◆ Record extracts:
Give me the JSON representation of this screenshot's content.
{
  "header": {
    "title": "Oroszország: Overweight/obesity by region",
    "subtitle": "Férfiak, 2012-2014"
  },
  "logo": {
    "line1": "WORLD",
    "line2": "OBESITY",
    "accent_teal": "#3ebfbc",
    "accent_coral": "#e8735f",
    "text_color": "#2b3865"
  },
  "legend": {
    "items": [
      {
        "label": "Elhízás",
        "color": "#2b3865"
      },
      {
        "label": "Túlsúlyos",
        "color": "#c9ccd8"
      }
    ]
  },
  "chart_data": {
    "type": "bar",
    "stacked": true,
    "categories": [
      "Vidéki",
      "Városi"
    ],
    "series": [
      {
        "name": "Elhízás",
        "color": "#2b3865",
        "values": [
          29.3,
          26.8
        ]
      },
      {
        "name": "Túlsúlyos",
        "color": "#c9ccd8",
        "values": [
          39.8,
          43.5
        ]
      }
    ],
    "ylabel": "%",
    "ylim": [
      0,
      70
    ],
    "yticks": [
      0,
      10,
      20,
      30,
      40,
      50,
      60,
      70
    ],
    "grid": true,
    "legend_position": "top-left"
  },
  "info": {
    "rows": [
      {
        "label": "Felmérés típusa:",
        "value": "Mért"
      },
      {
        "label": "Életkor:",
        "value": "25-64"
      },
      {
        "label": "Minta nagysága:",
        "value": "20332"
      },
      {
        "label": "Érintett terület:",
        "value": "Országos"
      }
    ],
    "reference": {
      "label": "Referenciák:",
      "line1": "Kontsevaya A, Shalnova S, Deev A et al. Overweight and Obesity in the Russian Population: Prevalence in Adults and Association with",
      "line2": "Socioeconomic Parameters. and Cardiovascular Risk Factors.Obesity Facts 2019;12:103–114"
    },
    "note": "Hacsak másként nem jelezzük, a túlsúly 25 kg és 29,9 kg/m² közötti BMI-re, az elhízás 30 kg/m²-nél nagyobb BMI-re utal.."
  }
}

◆ Aim of the task: Print the records once more, exactly as they were given.

◆ Solved problem:
Give me the JSON representation of this screenshot's content.
{
  "header": {
    "title": "Oroszország: Overweight/obesity by region",
    "subtitle": "Férfiak, 2012-2014"
  },
  "logo": {
    "line1": "WORLD",
    "line2": "OBESITY",
    "accent_teal": "#3ebfbc",
    "accent_coral": "#e8735f",
    "text_color": "#2b3865"
  },
  "legend": {
    "items": [
      {
        "label": "Elhízás",
        "color": "#2b3865"
      },
      {
        "label": "Túlsúlyos",
        "color": "#c9ccd8"
      }
    ]
  },
  "chart_data": {
    "type": "bar",
    "stacked": true,
    "categories": [
      "Vidéki",
      "Városi"
    ],
    "series": [
      {
        "name": "Elhízás",
        "color": "#2b3865",
        "values": [
          29.3,
          26.8
        ]
      },
      {
        "name": "Túlsúlyos",
        "color": "#c9ccd8",
        "values": [
          39.8,
          43.5
        ]
      }
    ],
    "ylabel": "%",
    "ylim": [
      0,
      70
    ],
    "yticks": [
      0,
      10,
      20,
      30,
      40,
      50,
      60,
      70
    ],
    "grid": true,
    "legend_position": "top-left"
  },
  "info": {
    "rows": [
      {
        "label": "Felmérés típusa:",
        "value": "Mért"
      },
      {
        "label": "Életkor:",
        "value": "25-64"
      },
      {
        "label": "Minta nagysága:",
        "value": "20332"
      },
      {
        "label": "Érintett terület:",
        "value": "Országos"
      }
    ],
    "reference": {
      "label": "Referenciák:",
      "line1": "Kontsevaya A, Shalnova S, Deev A et al. Overweight and Obesity in the Russian Population: Prevalence in Adults and Association with",
      "line2": "Socioeconomic Parameters. and Cardiovascular Risk Factors.Obesity Facts 2019;12:103–114"
    },
    "note": "Hacsak másként nem jelezzük, a túlsúly 25 kg és 29,9 kg/m² közötti BMI-re, az elhízás 30 kg/m²-nél nagyobb BMI-re utal.."
  }
}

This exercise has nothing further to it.